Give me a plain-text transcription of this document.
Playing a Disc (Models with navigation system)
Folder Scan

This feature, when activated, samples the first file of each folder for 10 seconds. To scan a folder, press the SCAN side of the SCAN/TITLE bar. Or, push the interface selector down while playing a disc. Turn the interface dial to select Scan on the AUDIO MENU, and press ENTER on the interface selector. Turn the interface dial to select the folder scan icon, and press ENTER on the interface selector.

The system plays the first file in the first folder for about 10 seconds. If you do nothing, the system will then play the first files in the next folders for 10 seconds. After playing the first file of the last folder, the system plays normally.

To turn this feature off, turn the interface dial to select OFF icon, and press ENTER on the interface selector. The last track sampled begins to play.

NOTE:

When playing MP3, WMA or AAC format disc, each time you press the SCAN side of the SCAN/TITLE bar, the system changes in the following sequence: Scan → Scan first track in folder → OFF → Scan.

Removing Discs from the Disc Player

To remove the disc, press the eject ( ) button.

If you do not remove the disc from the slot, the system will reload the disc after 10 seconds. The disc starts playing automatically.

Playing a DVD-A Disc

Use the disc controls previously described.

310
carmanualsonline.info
———
The records above must be repeated exactly, every one of them.

• **Full response**:
Give me a plain-text transcription of this document.
Playing a Disc (Models with navigation system)
Folder Scan

This feature, when activated, samples the first file of each folder for 10 seconds. To scan a folder, press the SCAN side of the SCAN/TITLE bar. Or, push the interface selector down while playing a disc. Turn the interface dial to select Scan on the AUDIO MENU, and press ENTER on the interface selector. Turn the interface dial to select the folder scan icon, and press ENTER on the interface selector.

The system plays the first file in the first folder for about 10 seconds. If you do nothing, the system will then play the first files in the next folders for 10 seconds. After playing the first file of the last folder, the system plays normally.

To turn this feature off, turn the interface dial to select OFF icon, and press ENTER on the interface selector. The last track sampled begins to play.

NOTE:

When playing MP3, WMA or AAC format disc, each time you press the SCAN side of the SCAN/TITLE bar, the system changes in the following sequence: Scan → Scan first track in folder → OFF → Scan.

Removing Discs from the Disc Player

To remove the disc, press the eject ( ) button.

If you do not remove the disc from the slot, the system will reload the disc after 10 seconds. The disc starts playing automatically.

Playing a DVD-A Disc

Use the disc controls previously described.

310
carmanualsonline.info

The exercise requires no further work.